AIM:
Transcribe everything from the line containing "947, 583, 978]" down to the line containing "785, 928, 805]", including both of those lines, and repeat them without any changes.

PROVIDED ENTRIES:
---+---
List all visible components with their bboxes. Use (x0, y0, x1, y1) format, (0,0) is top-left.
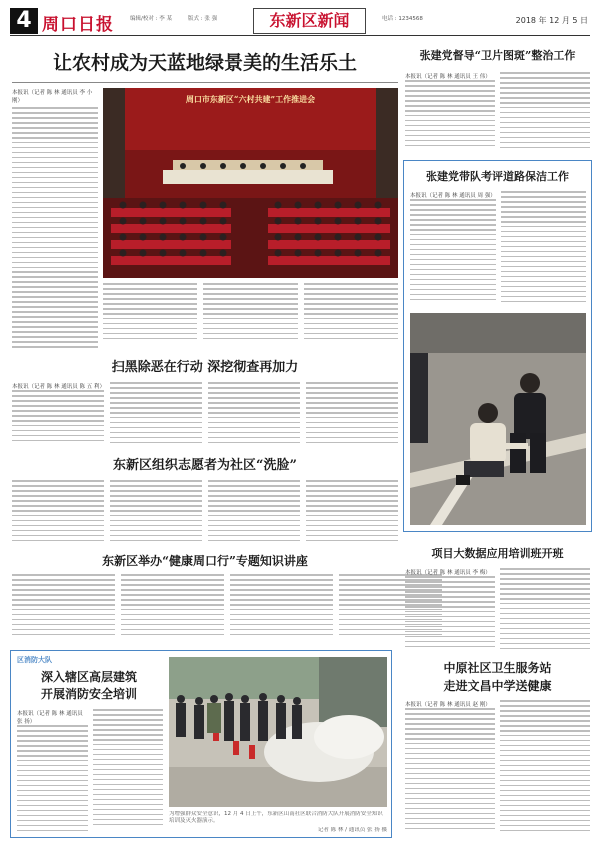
fire-byline: 本报讯（记者 陈 林 通讯员 张 扬） (17, 711, 83, 725)
lead-rule (12, 82, 398, 83)
right-box-text (410, 191, 586, 309)
mid-text-2 (12, 480, 398, 544)
right-boxed-story (403, 160, 592, 532)
meeting-hall-image (103, 88, 398, 278)
lead-byline: 本报讯（记者 陈 林 通讯员 李 小 刚） (12, 90, 93, 104)
fire-headline-line-2: 开展消防安全培训 (40, 687, 137, 701)
lead-headline: 让农村成为天蓝地绿景美的生活乐土 (52, 52, 357, 74)
fire-drill-image (169, 657, 387, 807)
right-top-byline: 本报讯（记者 陈 林 通讯员 王 伟） (405, 74, 491, 80)
section-title: 东新区新闻 (253, 8, 366, 34)
photo-banner-text: 周口市东新区“六村共建”工作推进会 (185, 94, 316, 104)
mid-headline-3: 东新区举办“健康周口行”专题知识讲座 (102, 554, 308, 568)
lead-photo (103, 88, 398, 278)
right-top-text (405, 72, 590, 152)
right-mid-byline: 本报讯（记者 陈 林 通讯员 李 梅） (405, 570, 491, 576)
fire-text (17, 709, 163, 833)
right-top-headline: 张建党督导“卫片图斑”整治工作 (419, 49, 576, 62)
fire-photo-credit: 记者 陈 林 / 通讯员 张 扬 摄 (317, 827, 387, 833)
fire-drill-photo (169, 657, 387, 807)
mid-byline: 本报讯（记者 陈 林 通讯员 陈 五 利） (12, 384, 105, 390)
page-number: 4 (10, 8, 38, 34)
meta-phone: 电话 : 1234568 (382, 16, 423, 22)
fire-safety-story (10, 650, 392, 838)
right-box-byline: 本报讯（记者 陈 林 通讯员 周 强） (410, 193, 496, 199)
brand-logo: 周口日报 (42, 15, 114, 35)
clinic-headline-line-2: 走进文昌中学送健康 (443, 679, 552, 693)
fire-headline-line-1: 深入辖区高层建筑 (40, 670, 137, 684)
right-mid-headline: 项目大数据应用培训班开班 (431, 547, 564, 560)
meta-editor: 编辑/校对 : 李 某 (130, 16, 172, 22)
issue-date: 2018 年 12 月 5 日 (515, 16, 588, 25)
mid-headline-1: 扫黑除恶在行动 深挖彻查再加力 (111, 360, 299, 375)
clinic-byline: 本报讯（记者 陈 林 通讯员 赵 刚） (405, 702, 491, 708)
right-box-headline: 张建党带队考评道路保洁工作 (426, 170, 569, 183)
masthead (10, 8, 590, 36)
mid-headline-2: 东新区组织志愿者为社区“洗脸” (113, 458, 297, 473)
lead-text-col-1 (12, 88, 98, 350)
clinic-headline-line-1: 中原社区卫生服务站 (443, 661, 552, 675)
lead-text-below (103, 283, 398, 345)
right-mid-text (405, 568, 590, 654)
mid-text-1 (12, 382, 398, 448)
meta-layout: 版式 : 张 强 (188, 16, 218, 22)
road-inspection-image (410, 313, 586, 525)
road-inspection-photo (410, 313, 586, 525)
section-tag: 区消防大队 (17, 656, 52, 664)
masthead-rule (10, 35, 590, 36)
fire-photo-caption: 为增强群众安全意识，12 月 4 日上午，东新区山南社区联合消防大队开展消防安全知识培训及灭火器演示。 (169, 811, 383, 824)
clinic-text (405, 700, 590, 838)
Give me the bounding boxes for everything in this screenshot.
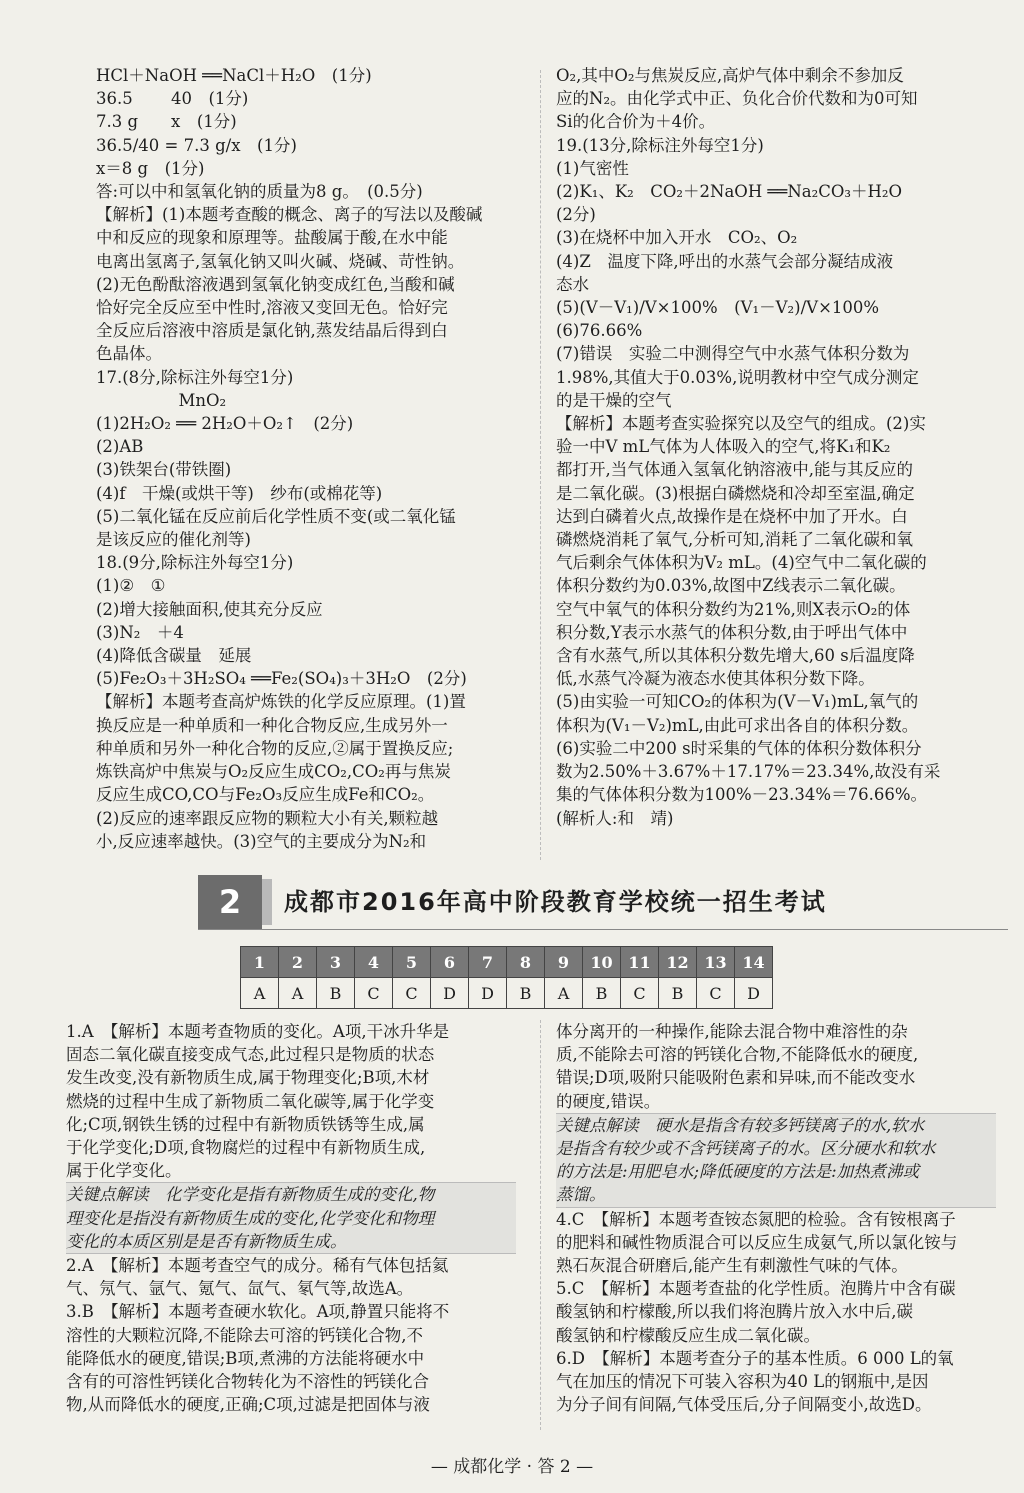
question-number-cell: 9	[545, 947, 583, 978]
text-line: 换反应是一种单质和一种化合物反应,生成另外一	[96, 715, 448, 735]
text-line: (2)增大接触面积,使其充分反应	[96, 599, 323, 619]
text-line: 体积为(V₁－V₂)mL,由此可求出各自的体积分数。	[556, 715, 919, 735]
text-line: (5)由实验一可知CO₂的体积为(V－V₁)mL,氧气的	[556, 692, 919, 712]
text-line: 种单质和另外一种化合物的反应,②属于置换反应;	[96, 738, 454, 758]
text-line: 低,水蒸气冷凝为液态水使其体积分数下降。	[556, 669, 875, 689]
answer-table-numbers	[241, 947, 773, 978]
text-line: 气在加压的情况下可装入容积为40 L的钢瓶中,是因	[556, 1372, 929, 1392]
text-line: 磷燃烧消耗了氧气,分析可知,消耗了二氧化碳和氧	[556, 530, 913, 550]
text-line: 为分子间有间隔,气体受压后,分子间隔变小,故选D。	[556, 1395, 932, 1415]
key-point-box	[556, 1113, 996, 1208]
text-line: MnO₂	[96, 390, 227, 410]
left-column-top	[96, 64, 526, 853]
question-number-cell: 10	[583, 947, 621, 978]
question-number-cell: 7	[469, 947, 507, 978]
text-line: (解析人:和 靖)	[556, 808, 674, 828]
text-line: 集的气体体积分数为100%－23.34%＝76.66%。	[556, 785, 928, 805]
text-line: O₂,其中O₂与焦炭反应,高炉气体中剩余不参加反	[556, 66, 904, 85]
question-number-cell: 5	[393, 947, 431, 978]
text-line: 36.5/40 = 7.3 g/x (1分)	[96, 135, 297, 155]
text-line: 化;C项,钢铁生锈的过程中有新物质铁锈等生成,属	[66, 1114, 425, 1134]
text-line: 3.B 【解析】本题考查硬水软化。A项,静置只能将不	[66, 1302, 450, 1322]
question-number-cell: 3	[317, 947, 355, 978]
text-line: (1)气密性	[556, 158, 629, 178]
text-line: (3)N₂ ＋4	[96, 622, 184, 642]
text-line: 质,不能除去可溶的钙镁化合物,不能降低水的硬度,	[556, 1045, 919, 1065]
text-line: 17.(8分,除标注外每空1分)	[96, 367, 294, 387]
text-line: 蒸馏。	[556, 1185, 606, 1205]
text-line: 态水	[556, 274, 589, 294]
answer-cell: C	[697, 978, 735, 1009]
text-line: 色晶体。	[96, 344, 162, 364]
answer-cell: D	[431, 978, 469, 1009]
text-line: 是二氧化碳。(3)根据白磷燃烧和冷却至室温,确定	[556, 483, 915, 503]
banner-stripe	[262, 879, 272, 925]
key-point-box	[66, 1182, 516, 1254]
text-line: (4)f 干燥(或烘干等) 纱布(或棉花等)	[96, 483, 383, 503]
text-line: 恰好完全反应至中性时,溶液又变回无色。恰好完	[96, 298, 448, 318]
text-line: (1)2H₂O₂ ══ 2H₂O＋O₂↑ (2分)	[96, 414, 354, 434]
text-line: 体积分数约为0.03%,故图中Z线表示二氧化碳。	[556, 576, 906, 596]
text-line: (2)无色酚酞溶液遇到氢氧化钠变成红色,当酸和碱	[96, 274, 455, 294]
text-line: 达到白磷着火点,故操作是在烧杯中加了开水。白	[556, 506, 908, 526]
text-line: 是指含有较少或不含钙镁离子的水。区分硬水和软水	[556, 1139, 936, 1159]
text-line: 物,从而降低水的硬度,正确;C项,过滤是把固体与液	[66, 1395, 430, 1415]
text-line: (7)错误 实验二中测得空气中水蒸气体积分数为	[556, 344, 910, 364]
text-line: 数为2.50%＋3.67%＋17.17%＝23.34%,故没有采	[556, 762, 941, 782]
text-line: 关键点解读 硬水是指含有较多钙镁离子的水,软水	[556, 1115, 925, 1135]
answer-cell: B	[507, 978, 545, 1009]
text-line: 6.D 【解析】本题考查分子的基本性质。6 000 L的氧	[556, 1348, 954, 1368]
column-divider-top	[540, 70, 541, 860]
text-line: 验一中V mL气体为人体吸入的空气,将K₁和K₂	[556, 437, 891, 457]
question-number-cell: 13	[697, 947, 735, 978]
text-line: 都打开,当气体通入氢氧化钠溶液中,能与其反应的	[556, 460, 913, 480]
text-line: (2)K₁、K₂ CO₂＋2NaOH ══Na₂CO₃＋H₂O	[556, 182, 903, 202]
text-line: (3)铁架台(带铁圈)	[96, 460, 232, 480]
text-line: 熟石灰混合研磨后,能产生有刺激性气味的气体。	[556, 1256, 908, 1276]
text-line: 4.C 【解析】本题考查铵态氮肥的检验。含有铵根离子	[556, 1209, 956, 1229]
text-line: (6)实验二中200 s时采集的气体的体积分数体积分	[556, 738, 922, 758]
column-divider-bottom	[540, 1020, 541, 1430]
text-line: 答:可以中和氢氧化钠的质量为8 g。 (0.5分)	[96, 182, 423, 202]
answer-table	[240, 946, 773, 1009]
text-line: (1)② ①	[96, 576, 166, 596]
text-line: 7.3 g x (1分)	[96, 112, 237, 132]
text-line: HCl＋NaOH ══NaCl＋H₂O (1分)	[96, 66, 372, 85]
question-number-cell: 12	[659, 947, 697, 978]
text-line: 应的N₂。由化学式中正、负化合价代数和为0可知	[556, 89, 918, 109]
answer-cell: B	[659, 978, 697, 1009]
banner-rule	[198, 929, 1008, 930]
question-number-cell: 6	[431, 947, 469, 978]
text-line: 酸氢钠和柠檬酸,所以我们将泡腾片放入水中后,碳	[556, 1302, 913, 1322]
text-line: 含有水蒸气,所以其体积分数先增大,60 s后温度降	[556, 646, 915, 666]
answer-cell: A	[279, 978, 317, 1009]
question-number-cell: 14	[735, 947, 773, 978]
answer-cell: C	[393, 978, 431, 1009]
text-line: 电离出氢离子,氢氧化钠又叫火碱、烧碱、苛性钠。	[96, 251, 465, 271]
section-banner	[198, 873, 1008, 931]
text-line: 2.A 【解析】本题考查空气的成分。稀有气体包括氦	[66, 1256, 449, 1276]
text-line: 全反应后溶液中溶质是氯化钠,蒸发结晶后得到白	[96, 321, 448, 341]
answer-cell: D	[735, 978, 773, 1009]
text-line: 1.A 【解析】本题考查物质的变化。A项,干冰升华是	[66, 1022, 450, 1041]
answer-cell: C	[355, 978, 393, 1009]
right-column-bottom	[556, 1020, 996, 1416]
question-number-cell: 11	[621, 947, 659, 978]
text-line: (4)Z 温度下降,呼出的水蒸气会部分凝结成液	[556, 251, 894, 271]
text-line: 小,反应速率越快。(3)空气的主要成分为N₂和	[96, 831, 427, 851]
text-line: 能降低水的硬度,错误;B项,煮沸的方法能将硬水中	[66, 1348, 425, 1368]
answer-cell: B	[317, 978, 355, 1009]
text-line: (5)二氧化锰在反应前后化学性质不变(或二氧化锰	[96, 506, 456, 526]
text-line: (3)在烧杯中加入开水 CO₂、O₂	[556, 228, 798, 248]
text-line: (5)Fe₂O₃＋3H₂SO₄ ══Fe₂(SO₄)₃＋3H₂O (2分)	[96, 669, 467, 689]
text-line: 关键点解读 化学变化是指有新物质生成的变化,物	[66, 1185, 435, 1205]
text-line: 于化学变化;D项,食物腐烂的过程中有新物质生成,	[66, 1138, 426, 1158]
text-line: (4)降低含碳量 延展	[96, 646, 252, 666]
text-line: 是该反应的催化剂等)	[96, 530, 251, 550]
text-line: 【解析】(1)本题考查酸的概念、离子的写法以及酸碱	[96, 205, 483, 225]
answer-cell: C	[621, 978, 659, 1009]
text-line: 发生改变,没有新物质生成,属于物理变化;B项,木材	[66, 1068, 430, 1088]
text-line: 炼铁高炉中焦炭与O₂反应生成CO₂,CO₂再与焦炭	[96, 762, 451, 782]
text-line: 1.98%,其值大于0.03%,说明教材中空气成分测定	[556, 367, 919, 387]
answer-cell: B	[583, 978, 621, 1009]
answer-table-answers	[241, 978, 773, 1009]
text-line: Si的化合价为＋4价。	[556, 112, 716, 132]
text-line: 中和反应的现象和原理等。盐酸属于酸,在水中能	[96, 228, 448, 248]
text-line: 体分离开的一种操作,能除去混合物中难溶性的杂	[556, 1022, 908, 1041]
text-line: (6)76.66%	[556, 321, 643, 341]
text-line: 【解析】本题考查高炉炼铁的化学反应原理。(1)置	[96, 692, 466, 712]
text-line: 的是干燥的空气	[556, 390, 672, 410]
question-number-cell: 4	[355, 947, 393, 978]
text-line: (2)反应的速率跟反应物的颗粒大小有关,颗粒越	[96, 808, 439, 828]
question-number-cell: 2	[279, 947, 317, 978]
text-line: 的肥料和碱性物质混合可以反应生成氨气,所以氯化铵与	[556, 1232, 958, 1252]
left-column-bottom	[66, 1020, 516, 1416]
text-line: 酸氢钠和柠檬酸反应生成二氧化碳。	[556, 1325, 820, 1345]
text-line: 的方法是:用肥皂水;降低硬度的方法是:加热煮沸或	[556, 1162, 920, 1182]
text-line: 【解析】本题考查实验探究以及空气的组成。(2)实	[556, 414, 926, 434]
section-title: 成都市2016年高中阶段教育学校统一招生考试	[284, 888, 827, 916]
answer-cell: A	[545, 978, 583, 1009]
right-column-top	[556, 64, 996, 830]
text-line: 理变化是指没有新物质生成的变化,化学变化和物理	[66, 1208, 435, 1228]
text-line: x＝8 g (1分)	[96, 158, 205, 178]
text-line: 18.(9分,除标注外每空1分)	[96, 553, 294, 573]
answer-cell: D	[469, 978, 507, 1009]
text-line: 变化的本质区别是是否有新物质生成。	[66, 1231, 347, 1251]
answer-cell: A	[241, 978, 279, 1009]
text-line: 36.5 40 (1分)	[96, 89, 249, 109]
text-line: 错误;D项,吸附只能吸附色素和异味,而不能改变水	[556, 1068, 916, 1088]
text-line: 的硬度,错误。	[556, 1091, 661, 1111]
text-line: 含有的可溶性钙镁化合物转化为不溶性的钙镁化合	[66, 1372, 429, 1392]
text-line: (2)AB	[96, 437, 144, 457]
text-line: 燃烧的过程中生成了新物质二氧化碳等,属于化学变	[66, 1091, 435, 1111]
text-line: 反应生成CO,CO与Fe₂O₃反应生成Fe和CO₂。	[96, 785, 435, 805]
text-line: 5.C 【解析】本题考查盐的化学性质。泡腾片中含有碳	[556, 1279, 956, 1299]
question-number-cell: 8	[507, 947, 545, 978]
question-number-cell: 1	[241, 947, 279, 978]
text-line: (5)(V－V₁)/V×100% (V₁－V₂)/V×100%	[556, 298, 880, 318]
text-line: 固态二氧化碳直接变成气态,此过程只是物质的状态	[66, 1045, 435, 1065]
section-number: 2	[198, 875, 262, 929]
page-footer: — 成都化学 · 答 2 —	[430, 1457, 594, 1477]
text-line: 溶性的大颗粒沉降,不能除去可溶的钙镁化合物,不	[66, 1325, 423, 1345]
text-line: (2分)	[556, 205, 596, 225]
text-line: 气、氖气、氩气、氪气、氙气、氡气等,故选A。	[66, 1279, 414, 1299]
text-line: 19.(13分,除标注外每空1分)	[556, 135, 764, 155]
text-line: 属于化学变化。	[66, 1161, 182, 1181]
text-line: 气后剩余气体体积为V₂ mL。(4)空气中二氧化碳的	[556, 553, 927, 573]
text-line: 积分数,Y表示水蒸气的体积分数,由于呼出气体中	[556, 622, 908, 642]
text-line: 空气中氧气的体积分数约为21%,则X表示O₂的体	[556, 599, 911, 619]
---+---
WRITTEN SOLUTION:
question-number-cell: 9	[545, 947, 583, 978]
text-line: 换反应是一种单质和一种化合物反应,生成另外一	[96, 715, 448, 735]
text-line: (2)增大接触面积,使其充分反应	[96, 599, 323, 619]
text-line: 体积为(V₁－V₂)mL,由此可求出各自的体积分数。	[556, 715, 919, 735]
text-line: (5)由实验一可知CO₂的体积为(V－V₁)mL,氧气的	[556, 692, 919, 712]
text-line: 种单质和另外一种化合物的反应,②属于置换反应;	[96, 738, 454, 758]
text-line: 低,水蒸气冷凝为液态水使其体积分数下降。	[556, 669, 875, 689]
answer-table-numbers	[241, 947, 773, 978]
text-line: 气在加压的情况下可装入容积为40 L的钢瓶中,是因	[556, 1372, 929, 1392]
text-line: 磷燃烧消耗了氧气,分析可知,消耗了二氧化碳和氧	[556, 530, 913, 550]
text-line: 为分子间有间隔,气体受压后,分子间隔变小,故选D。	[556, 1395, 932, 1415]
key-point-box	[556, 1113, 996, 1208]
text-line: MnO₂	[96, 390, 227, 410]
left-column-top	[96, 64, 526, 853]
question-number-cell: 10	[583, 947, 621, 978]
question-number-cell: 7	[469, 947, 507, 978]
text-line: (解析人:和 靖)	[556, 808, 674, 828]
text-line: 集的气体体积分数为100%－23.34%＝76.66%。	[556, 785, 928, 805]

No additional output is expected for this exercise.